━━ DATA SHOWN

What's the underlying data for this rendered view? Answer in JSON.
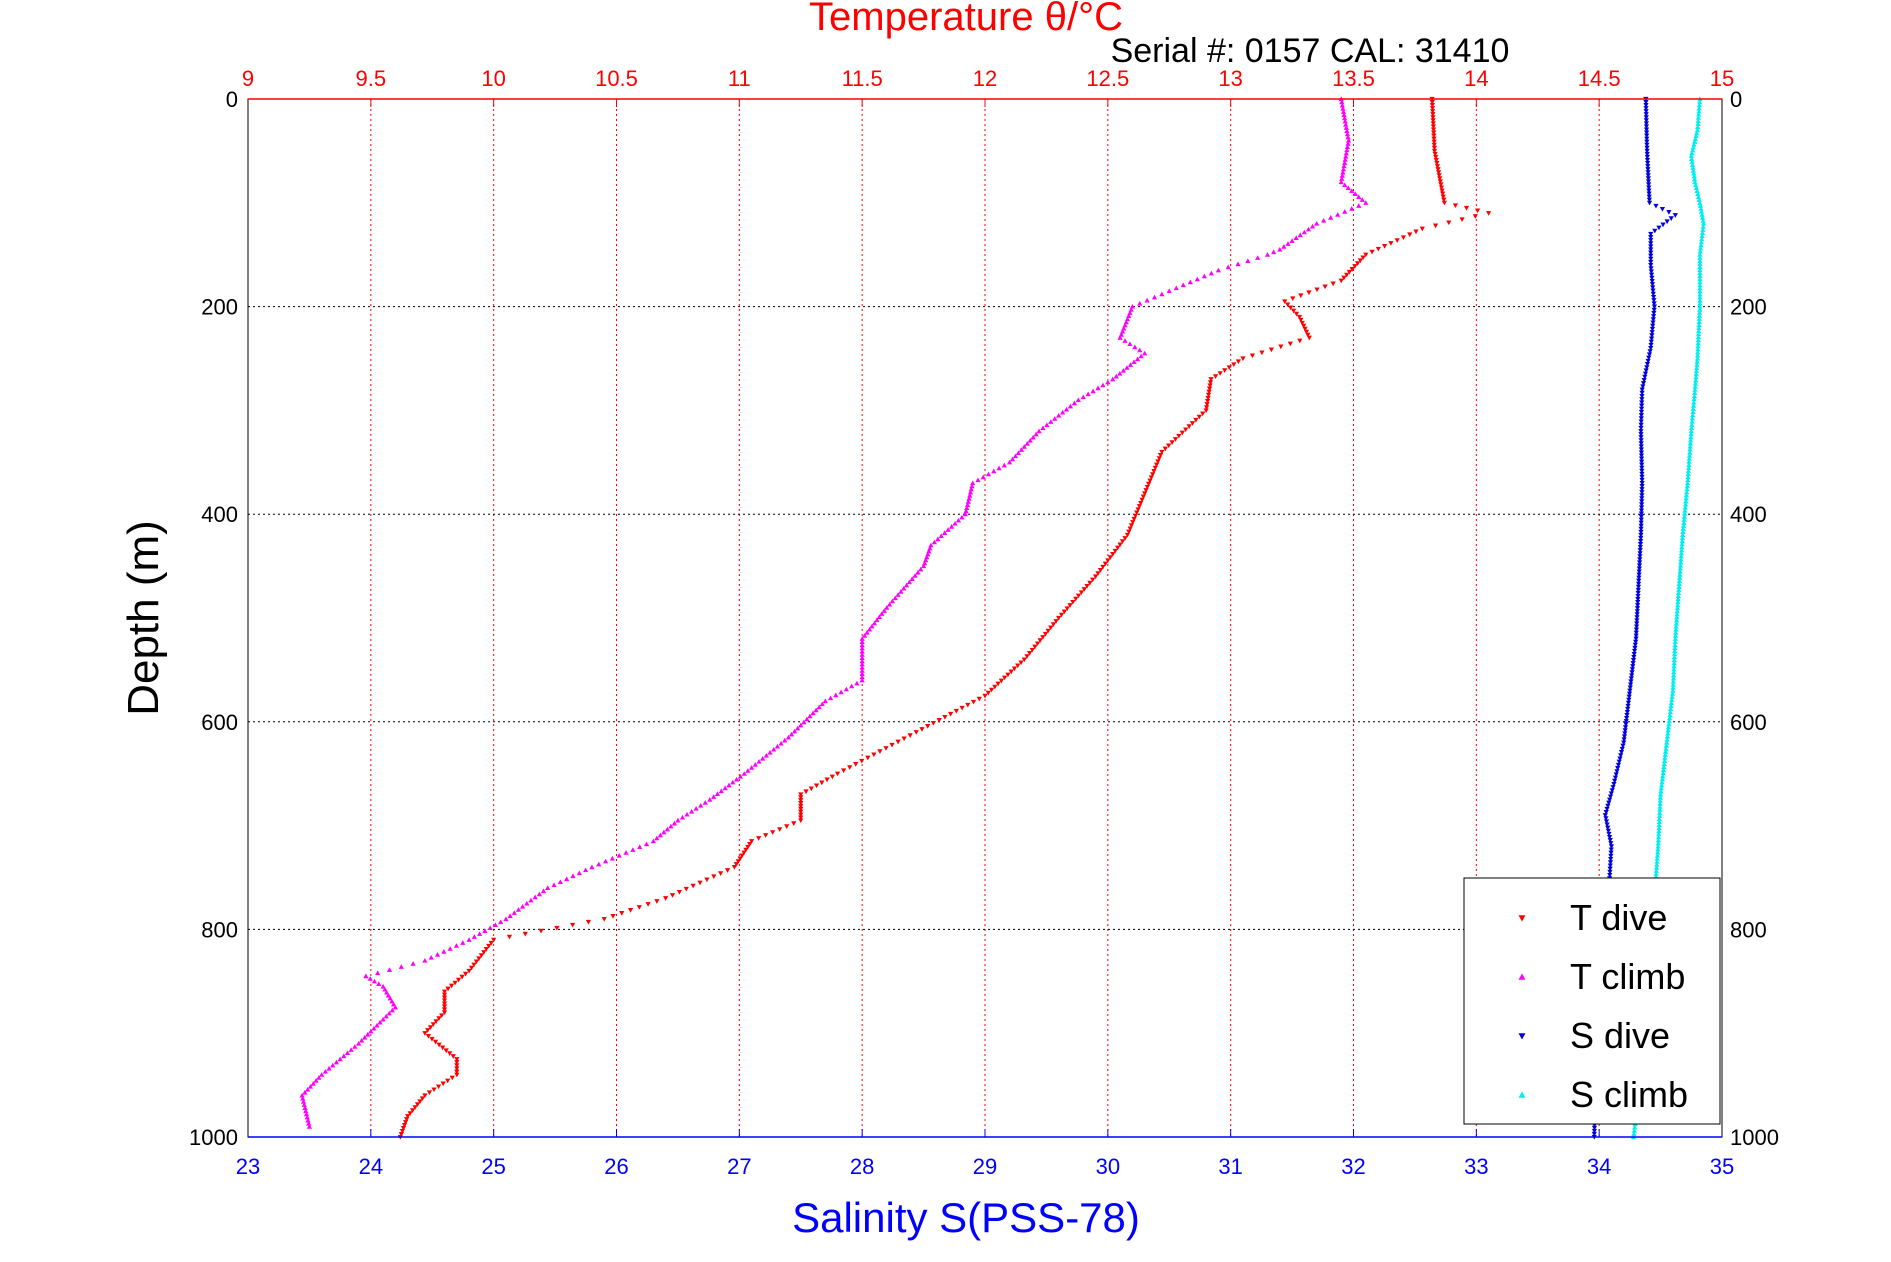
{
  "chart_data": {
    "type": "scatter",
    "title": "Temperature θ/°C",
    "subtitle": "Serial #: 0157  CAL: 31410",
    "xlabel": "Salinity S(PSS-78)",
    "x2label": "Temperature θ/°C",
    "ylabel": "Depth (m)",
    "xlim": [
      23,
      35
    ],
    "x2lim": [
      9,
      15
    ],
    "ylim": [
      0,
      1000
    ],
    "y_reversed": true,
    "x_ticks": [
      "23",
      "24",
      "25",
      "26",
      "27",
      "28",
      "29",
      "30",
      "31",
      "32",
      "33",
      "34",
      "35"
    ],
    "x2_ticks": [
      "9",
      "9.5",
      "10",
      "10.5",
      "11",
      "11.5",
      "12",
      "12.5",
      "13",
      "13.5",
      "14",
      "14.5",
      "15"
    ],
    "y_ticks": [
      "0",
      "200",
      "400",
      "600",
      "800",
      "1000"
    ],
    "grid": true,
    "legend_position": "bottom-right",
    "colors": {
      "t_dive": "#ff0000",
      "t_climb": "#ff00ff",
      "s_dive": "#0000dd",
      "s_climb": "#00eeee",
      "top_axis": "#ff0000",
      "bottom_axis": "#0000ff"
    },
    "series": [
      {
        "name": "T dive",
        "axis": "temperature",
        "color": "#ff0000",
        "marker": "triangle-down",
        "points": [
          [
            13.82,
            0
          ],
          [
            13.83,
            50
          ],
          [
            13.87,
            100
          ],
          [
            14.05,
            110
          ],
          [
            13.78,
            125
          ],
          [
            13.55,
            150
          ],
          [
            13.45,
            175
          ],
          [
            13.22,
            195
          ],
          [
            13.28,
            210
          ],
          [
            13.32,
            230
          ],
          [
            13.05,
            250
          ],
          [
            12.92,
            270
          ],
          [
            12.9,
            300
          ],
          [
            12.72,
            340
          ],
          [
            12.65,
            380
          ],
          [
            12.58,
            420
          ],
          [
            12.45,
            460
          ],
          [
            12.3,
            500
          ],
          [
            12.16,
            540
          ],
          [
            12.0,
            575
          ],
          [
            11.72,
            610
          ],
          [
            11.4,
            650
          ],
          [
            11.25,
            670
          ],
          [
            11.25,
            695
          ],
          [
            11.05,
            715
          ],
          [
            10.98,
            740
          ],
          [
            10.7,
            770
          ],
          [
            10.45,
            790
          ],
          [
            10.0,
            810
          ],
          [
            9.9,
            840
          ],
          [
            9.8,
            860
          ],
          [
            9.8,
            880
          ],
          [
            9.72,
            900
          ],
          [
            9.85,
            925
          ],
          [
            9.85,
            940
          ],
          [
            9.72,
            960
          ],
          [
            9.65,
            980
          ],
          [
            9.62,
            1000
          ]
        ]
      },
      {
        "name": "T climb",
        "axis": "temperature",
        "color": "#ff00ff",
        "marker": "triangle-up",
        "points": [
          [
            13.45,
            0
          ],
          [
            13.48,
            40
          ],
          [
            13.45,
            80
          ],
          [
            13.55,
            100
          ],
          [
            13.35,
            120
          ],
          [
            13.2,
            145
          ],
          [
            13.15,
            150
          ],
          [
            12.95,
            165
          ],
          [
            12.75,
            185
          ],
          [
            12.6,
            200
          ],
          [
            12.55,
            230
          ],
          [
            12.65,
            245
          ],
          [
            12.52,
            270
          ],
          [
            12.38,
            290
          ],
          [
            12.22,
            320
          ],
          [
            12.1,
            350
          ],
          [
            11.95,
            370
          ],
          [
            11.92,
            400
          ],
          [
            11.78,
            430
          ],
          [
            11.75,
            450
          ],
          [
            11.6,
            490
          ],
          [
            11.5,
            520
          ],
          [
            11.5,
            560
          ],
          [
            11.35,
            580
          ],
          [
            11.2,
            615
          ],
          [
            11.02,
            650
          ],
          [
            10.88,
            675
          ],
          [
            10.75,
            695
          ],
          [
            10.65,
            715
          ],
          [
            10.4,
            740
          ],
          [
            10.22,
            760
          ],
          [
            10.05,
            790
          ],
          [
            9.9,
            810
          ],
          [
            9.72,
            830
          ],
          [
            9.48,
            845
          ],
          [
            9.55,
            855
          ],
          [
            9.6,
            875
          ],
          [
            9.45,
            910
          ],
          [
            9.3,
            940
          ],
          [
            9.22,
            960
          ],
          [
            9.25,
            990
          ]
        ]
      },
      {
        "name": "S dive",
        "axis": "salinity",
        "color": "#0000dd",
        "marker": "triangle-down",
        "points": [
          [
            34.38,
            0
          ],
          [
            34.39,
            50
          ],
          [
            34.41,
            100
          ],
          [
            34.62,
            112
          ],
          [
            34.42,
            130
          ],
          [
            34.42,
            160
          ],
          [
            34.45,
            200
          ],
          [
            34.42,
            240
          ],
          [
            34.35,
            280
          ],
          [
            34.34,
            320
          ],
          [
            34.35,
            370
          ],
          [
            34.34,
            420
          ],
          [
            34.32,
            470
          ],
          [
            34.3,
            520
          ],
          [
            34.25,
            570
          ],
          [
            34.2,
            620
          ],
          [
            34.12,
            660
          ],
          [
            34.05,
            690
          ],
          [
            34.1,
            720
          ],
          [
            34.08,
            760
          ],
          [
            34.02,
            800
          ],
          [
            34.0,
            850
          ],
          [
            33.98,
            900
          ],
          [
            33.97,
            950
          ],
          [
            33.96,
            1000
          ]
        ]
      },
      {
        "name": "S climb",
        "axis": "salinity",
        "color": "#00eeee",
        "marker": "triangle-up",
        "points": [
          [
            34.82,
            0
          ],
          [
            34.8,
            30
          ],
          [
            34.75,
            55
          ],
          [
            34.78,
            80
          ],
          [
            34.82,
            100
          ],
          [
            34.85,
            120
          ],
          [
            34.82,
            150
          ],
          [
            34.82,
            200
          ],
          [
            34.8,
            250
          ],
          [
            34.78,
            280
          ],
          [
            34.75,
            320
          ],
          [
            34.72,
            370
          ],
          [
            34.68,
            420
          ],
          [
            34.65,
            470
          ],
          [
            34.62,
            520
          ],
          [
            34.6,
            570
          ],
          [
            34.55,
            620
          ],
          [
            34.5,
            670
          ],
          [
            34.48,
            720
          ],
          [
            34.45,
            770
          ],
          [
            34.42,
            820
          ],
          [
            34.4,
            870
          ],
          [
            34.38,
            920
          ],
          [
            34.32,
            960
          ],
          [
            34.28,
            1000
          ]
        ]
      }
    ]
  }
}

━━━━

EXERCISE REQUIREMENTS: Print the listing above in full, exactly as written. Omit any pictures.

CORRECT ANSWER:
What's the underlying data for this rendered view? Answer in JSON.
{
  "chart_data": {
    "type": "scatter",
    "title": "Temperature θ/°C",
    "subtitle": "Serial #: 0157  CAL: 31410",
    "xlabel": "Salinity S(PSS-78)",
    "x2label": "Temperature θ/°C",
    "ylabel": "Depth (m)",
    "xlim": [
      23,
      35
    ],
    "x2lim": [
      9,
      15
    ],
    "ylim": [
      0,
      1000
    ],
    "y_reversed": true,
    "x_ticks": [
      "23",
      "24",
      "25",
      "26",
      "27",
      "28",
      "29",
      "30",
      "31",
      "32",
      "33",
      "34",
      "35"
    ],
    "x2_ticks": [
      "9",
      "9.5",
      "10",
      "10.5",
      "11",
      "11.5",
      "12",
      "12.5",
      "13",
      "13.5",
      "14",
      "14.5",
      "15"
    ],
    "y_ticks": [
      "0",
      "200",
      "400",
      "600",
      "800",
      "1000"
    ],
    "grid": true,
    "legend_position": "bottom-right",
    "colors": {
      "t_dive": "#ff0000",
      "t_climb": "#ff00ff",
      "s_dive": "#0000dd",
      "s_climb": "#00eeee",
      "top_axis": "#ff0000",
      "bottom_axis": "#0000ff"
    },
    "series": [
      {
        "name": "T dive",
        "axis": "temperature",
        "color": "#ff0000",
        "marker": "triangle-down",
        "points": [
          [
            13.82,
            0
          ],
          [
            13.83,
            50
          ],
          [
            13.87,
            100
          ],
          [
            14.05,
            110
          ],
          [
            13.78,
            125
          ],
          [
            13.55,
            150
          ],
          [
            13.45,
            175
          ],
          [
            13.22,
            195
          ],
          [
            13.28,
            210
          ],
          [
            13.32,
            230
          ],
          [
            13.05,
            250
          ],
          [
            12.92,
            270
          ],
          [
            12.9,
            300
          ],
          [
            12.72,
            340
          ],
          [
            12.65,
            380
          ],
          [
            12.58,
            420
          ],
          [
            12.45,
            460
          ],
          [
            12.3,
            500
          ],
          [
            12.16,
            540
          ],
          [
            12.0,
            575
          ],
          [
            11.72,
            610
          ],
          [
            11.4,
            650
          ],
          [
            11.25,
            670
          ],
          [
            11.25,
            695
          ],
          [
            11.05,
            715
          ],
          [
            10.98,
            740
          ],
          [
            10.7,
            770
          ],
          [
            10.45,
            790
          ],
          [
            10.0,
            810
          ],
          [
            9.9,
            840
          ],
          [
            9.8,
            860
          ],
          [
            9.8,
            880
          ],
          [
            9.72,
            900
          ],
          [
            9.85,
            925
          ],
          [
            9.85,
            940
          ],
          [
            9.72,
            960
          ],
          [
            9.65,
            980
          ],
          [
            9.62,
            1000
          ]
        ]
      },
      {
        "name": "T climb",
        "axis": "temperature",
        "color": "#ff00ff",
        "marker": "triangle-up",
        "points": [
          [
            13.45,
            0
          ],
          [
            13.48,
            40
          ],
          [
            13.45,
            80
          ],
          [
            13.55,
            100
          ],
          [
            13.35,
            120
          ],
          [
            13.2,
            145
          ],
          [
            13.15,
            150
          ],
          [
            12.95,
            165
          ],
          [
            12.75,
            185
          ],
          [
            12.6,
            200
          ],
          [
            12.55,
            230
          ],
          [
            12.65,
            245
          ],
          [
            12.52,
            270
          ],
          [
            12.38,
            290
          ],
          [
            12.22,
            320
          ],
          [
            12.1,
            350
          ],
          [
            11.95,
            370
          ],
          [
            11.92,
            400
          ],
          [
            11.78,
            430
          ],
          [
            11.75,
            450
          ],
          [
            11.6,
            490
          ],
          [
            11.5,
            520
          ],
          [
            11.5,
            560
          ],
          [
            11.35,
            580
          ],
          [
            11.2,
            615
          ],
          [
            11.02,
            650
          ],
          [
            10.88,
            675
          ],
          [
            10.75,
            695
          ],
          [
            10.65,
            715
          ],
          [
            10.4,
            740
          ],
          [
            10.22,
            760
          ],
          [
            10.05,
            790
          ],
          [
            9.9,
            810
          ],
          [
            9.72,
            830
          ],
          [
            9.48,
            845
          ],
          [
            9.55,
            855
          ],
          [
            9.6,
            875
          ],
          [
            9.45,
            910
          ],
          [
            9.3,
            940
          ],
          [
            9.22,
            960
          ],
          [
            9.25,
            990
          ]
        ]
      },
      {
        "name": "S dive",
        "axis": "salinity",
        "color": "#0000dd",
        "marker": "triangle-down",
        "points": [
          [
            34.38,
            0
          ],
          [
            34.39,
            50
          ],
          [
            34.41,
            100
          ],
          [
            34.62,
            112
          ],
          [
            34.42,
            130
          ],
          [
            34.42,
            160
          ],
          [
            34.45,
            200
          ],
          [
            34.42,
            240
          ],
          [
            34.35,
            280
          ],
          [
            34.34,
            320
          ],
          [
            34.35,
            370
          ],
          [
            34.34,
            420
          ],
          [
            34.32,
            470
          ],
          [
            34.3,
            520
          ],
          [
            34.25,
            570
          ],
          [
            34.2,
            620
          ],
          [
            34.12,
            660
          ],
          [
            34.05,
            690
          ],
          [
            34.1,
            720
          ],
          [
            34.08,
            760
          ],
          [
            34.02,
            800
          ],
          [
            34.0,
            850
          ],
          [
            33.98,
            900
          ],
          [
            33.97,
            950
          ],
          [
            33.96,
            1000
          ]
        ]
      },
      {
        "name": "S climb",
        "axis": "salinity",
        "color": "#00eeee",
        "marker": "triangle-up",
        "points": [
          [
            34.82,
            0
          ],
          [
            34.8,
            30
          ],
          [
            34.75,
            55
          ],
          [
            34.78,
            80
          ],
          [
            34.82,
            100
          ],
          [
            34.85,
            120
          ],
          [
            34.82,
            150
          ],
          [
            34.82,
            200
          ],
          [
            34.8,
            250
          ],
          [
            34.78,
            280
          ],
          [
            34.75,
            320
          ],
          [
            34.72,
            370
          ],
          [
            34.68,
            420
          ],
          [
            34.65,
            470
          ],
          [
            34.62,
            520
          ],
          [
            34.6,
            570
          ],
          [
            34.55,
            620
          ],
          [
            34.5,
            670
          ],
          [
            34.48,
            720
          ],
          [
            34.45,
            770
          ],
          [
            34.42,
            820
          ],
          [
            34.4,
            870
          ],
          [
            34.38,
            920
          ],
          [
            34.32,
            960
          ],
          [
            34.28,
            1000
          ]
        ]
      }
    ]
  }
}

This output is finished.